Required work.
Where a line in the listing contains the string "this", copy that line out.
┌────────
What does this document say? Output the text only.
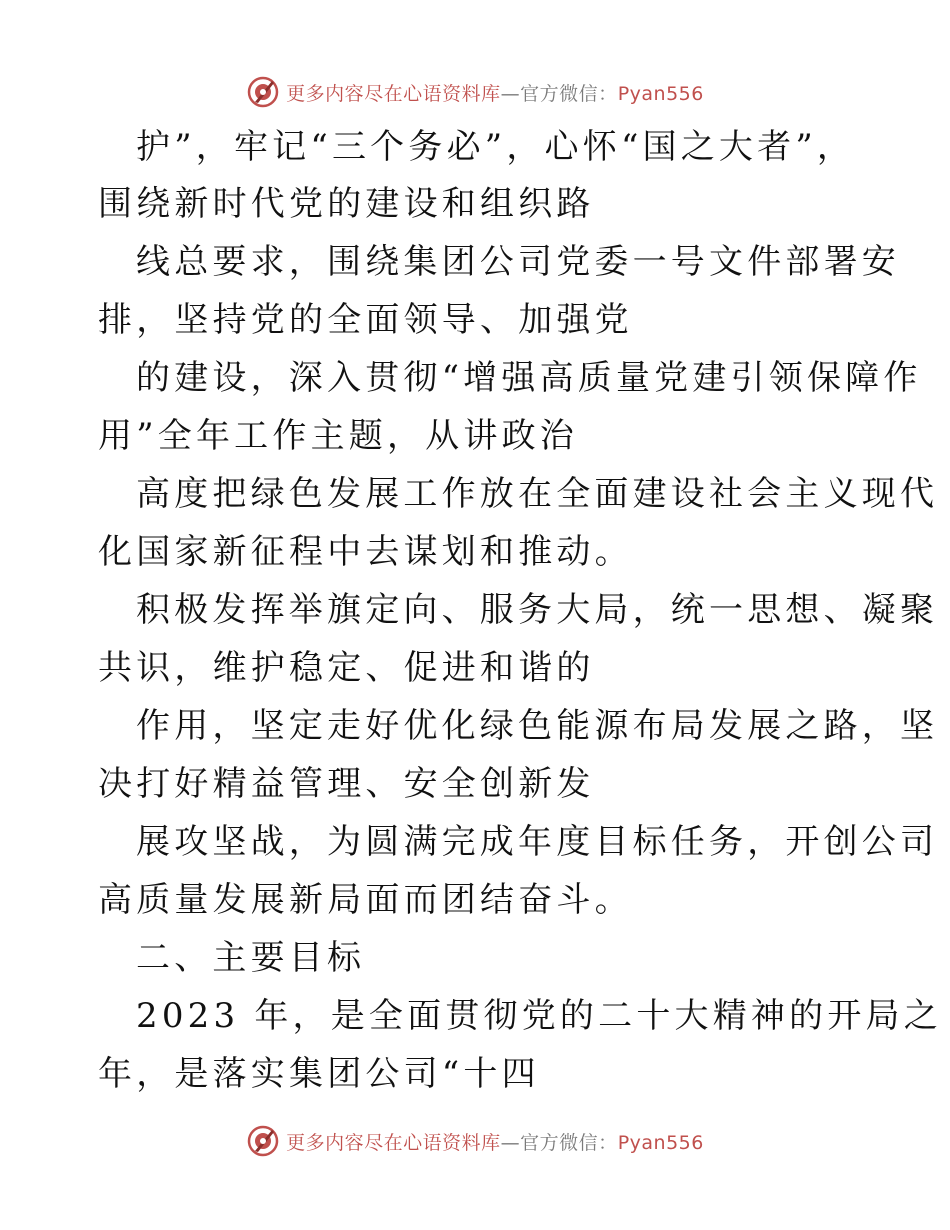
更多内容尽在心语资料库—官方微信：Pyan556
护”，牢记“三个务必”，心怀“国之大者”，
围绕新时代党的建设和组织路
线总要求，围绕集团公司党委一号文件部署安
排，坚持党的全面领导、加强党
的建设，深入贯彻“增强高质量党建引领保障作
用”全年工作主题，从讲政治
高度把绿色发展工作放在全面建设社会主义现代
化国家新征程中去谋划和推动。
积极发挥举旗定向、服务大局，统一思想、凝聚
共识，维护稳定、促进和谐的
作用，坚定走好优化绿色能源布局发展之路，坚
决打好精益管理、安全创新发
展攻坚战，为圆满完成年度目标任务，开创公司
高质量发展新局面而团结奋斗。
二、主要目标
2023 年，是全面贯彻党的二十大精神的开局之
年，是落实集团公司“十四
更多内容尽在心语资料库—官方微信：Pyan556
└────────
┌────────
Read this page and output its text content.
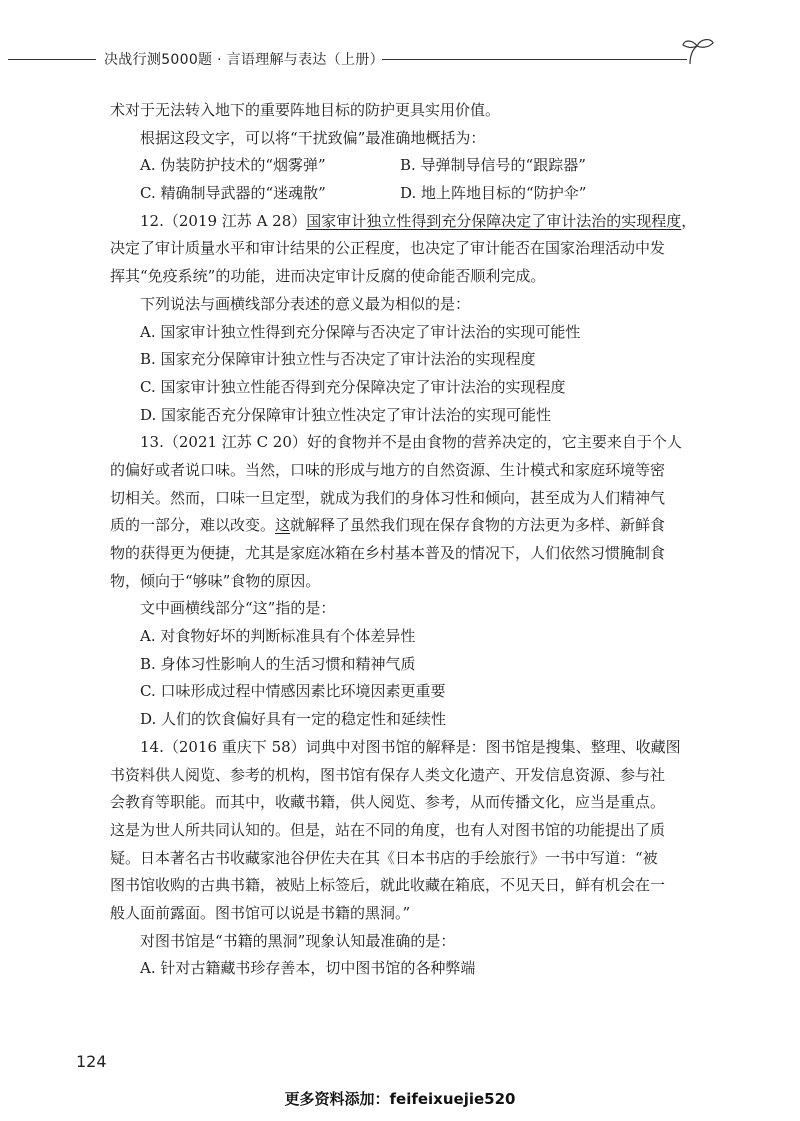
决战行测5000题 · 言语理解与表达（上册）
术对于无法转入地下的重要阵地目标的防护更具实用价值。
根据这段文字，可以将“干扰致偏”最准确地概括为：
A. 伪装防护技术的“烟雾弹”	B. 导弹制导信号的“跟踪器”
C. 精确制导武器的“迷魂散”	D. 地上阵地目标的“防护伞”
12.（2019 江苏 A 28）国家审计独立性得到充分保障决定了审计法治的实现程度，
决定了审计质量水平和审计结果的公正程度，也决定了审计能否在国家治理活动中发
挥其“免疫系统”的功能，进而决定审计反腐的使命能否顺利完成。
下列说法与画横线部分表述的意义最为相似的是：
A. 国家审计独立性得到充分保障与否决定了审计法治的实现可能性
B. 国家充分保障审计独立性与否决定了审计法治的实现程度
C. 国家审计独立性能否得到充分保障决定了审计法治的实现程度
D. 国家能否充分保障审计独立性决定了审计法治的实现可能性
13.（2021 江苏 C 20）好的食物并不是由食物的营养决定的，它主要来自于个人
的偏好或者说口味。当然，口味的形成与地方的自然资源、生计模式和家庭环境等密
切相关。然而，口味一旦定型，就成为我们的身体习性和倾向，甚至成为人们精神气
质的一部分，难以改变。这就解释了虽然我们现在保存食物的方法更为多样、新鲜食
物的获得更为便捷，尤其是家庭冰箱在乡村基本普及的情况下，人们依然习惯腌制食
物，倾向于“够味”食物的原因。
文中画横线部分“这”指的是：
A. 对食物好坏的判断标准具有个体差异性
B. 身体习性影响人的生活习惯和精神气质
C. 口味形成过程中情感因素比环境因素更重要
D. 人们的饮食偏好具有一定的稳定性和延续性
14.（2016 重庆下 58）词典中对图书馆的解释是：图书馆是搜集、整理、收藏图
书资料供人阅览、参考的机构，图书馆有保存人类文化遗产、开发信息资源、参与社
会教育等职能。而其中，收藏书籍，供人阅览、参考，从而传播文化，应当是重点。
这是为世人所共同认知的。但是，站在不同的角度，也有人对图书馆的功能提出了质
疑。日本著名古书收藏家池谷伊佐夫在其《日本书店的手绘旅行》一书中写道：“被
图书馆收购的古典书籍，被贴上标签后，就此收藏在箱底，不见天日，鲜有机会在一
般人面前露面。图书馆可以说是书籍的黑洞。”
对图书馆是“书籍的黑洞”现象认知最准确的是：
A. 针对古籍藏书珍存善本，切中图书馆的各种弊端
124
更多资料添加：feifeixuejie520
└────────
Output of the task.
What does this document say? Output the text only.
Read this page and output its text content.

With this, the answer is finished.